— start of Data to use —

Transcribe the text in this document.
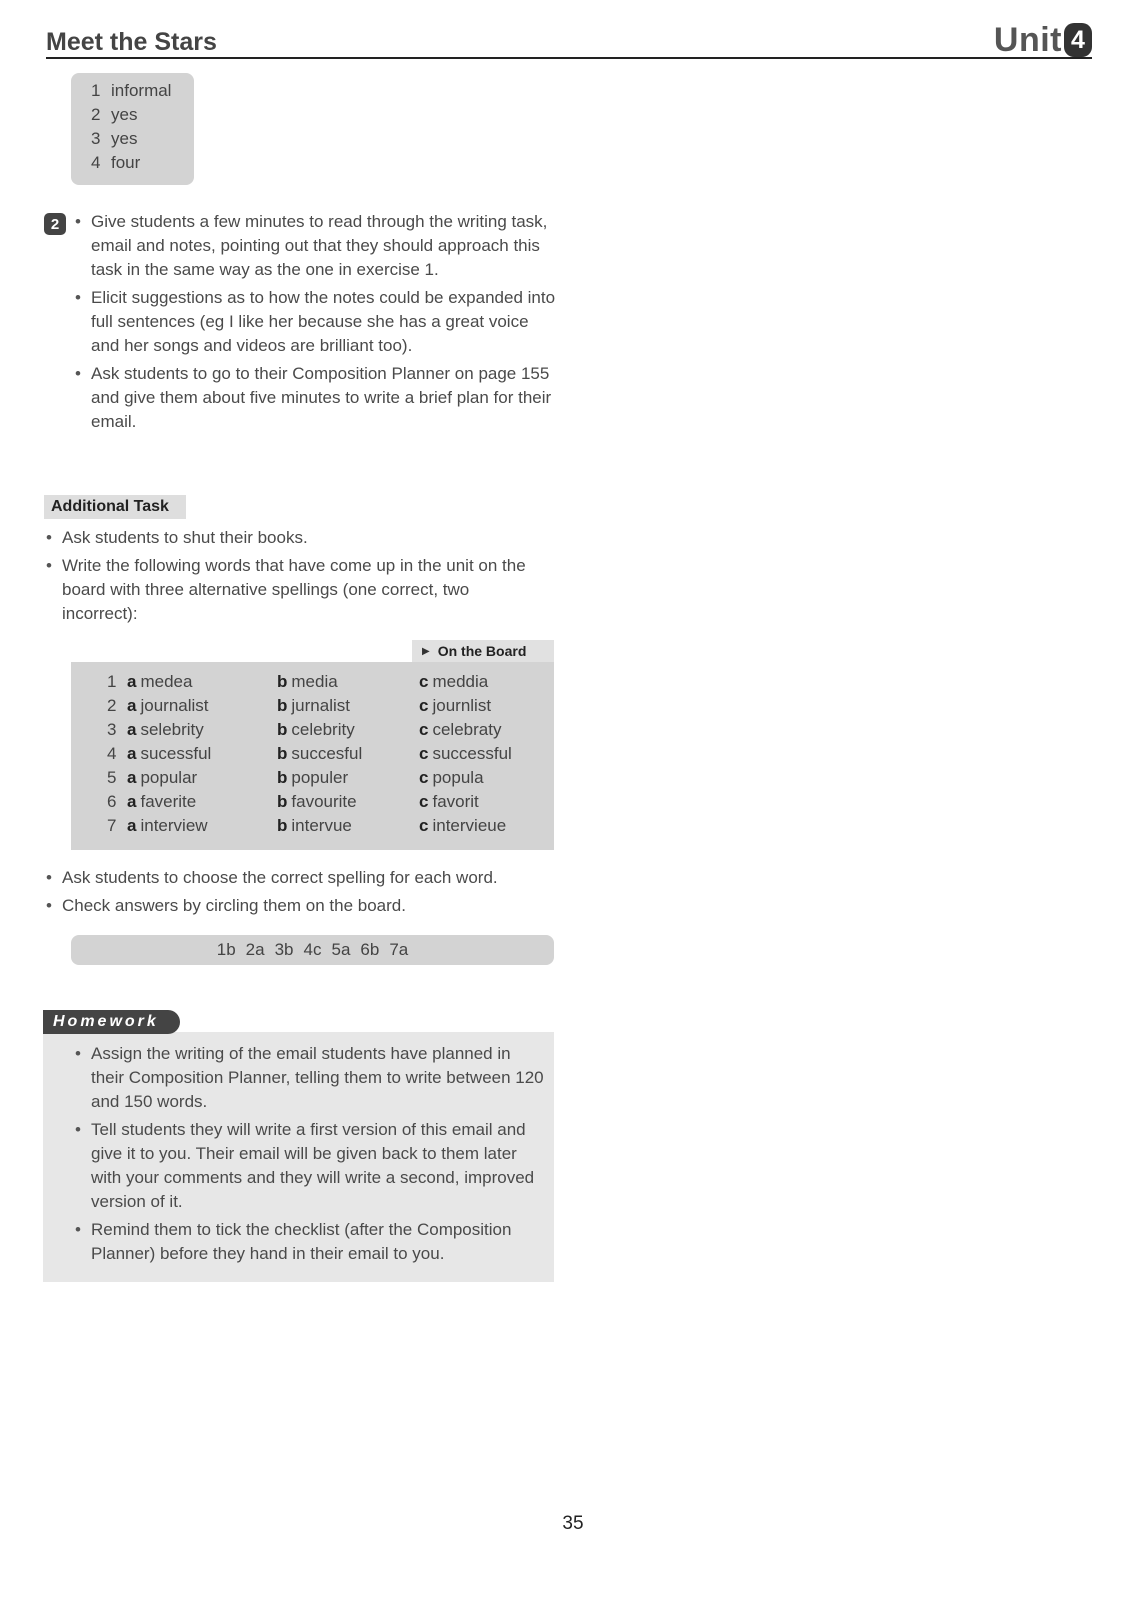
Meet the Stars	Unit 4
1 informal
2 yes
3 yes
4 four
2	• Give students a few minutes to read through the writing task, email and notes, pointing out that they should approach this task in the same way as the one in exercise 1.
• Elicit suggestions as to how the notes could be expanded into full sentences (eg I like her because she has a great voice and her songs and videos are brilliant too).
• Ask students to go to their Composition Planner on page 155 and give them about five minutes to write a brief plan for their email.
Additional Task
• Ask students to shut their books.
• Write the following words that have come up in the unit on the board with three alternative spellings (one correct, two incorrect):
▶ On the Board
1	a medea	b media	c meddia
2	a journalist	b jurnalist	c journlist
3	a selebrity	b celebrity	c celebraty
4	a sucessful	b succesful	c successful
5	a popular	b populer	c popula
6	a faverite	b favourite	c favorit
7	a interview	b intervue	c intervieue
• Ask students to choose the correct spelling for each word.
• Check answers by circling them on the board.
1b 2a 3b 4c 5a 6b 7a
Homework
• Assign the writing of the email students have planned in their Composition Planner, telling them to write between 120 and 150 words.
• Tell students they will write a first version of this email and give it to you. Their email will be given back to them later with your comments and they will write a second, improved version of it.
• Remind them to tick the checklist (after the Composition Planner) before they hand in their email to you.
35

— end of Data to use —

Using the listing above, gather each line that holds the string "have" and copy it.

• Write the following words that have come up in the unit on the board with three alternative spellings (one correct, two incorrect):
• Assign the writing of the email students have planned in their Composition Planner, telling them to write between 120 and 150 words.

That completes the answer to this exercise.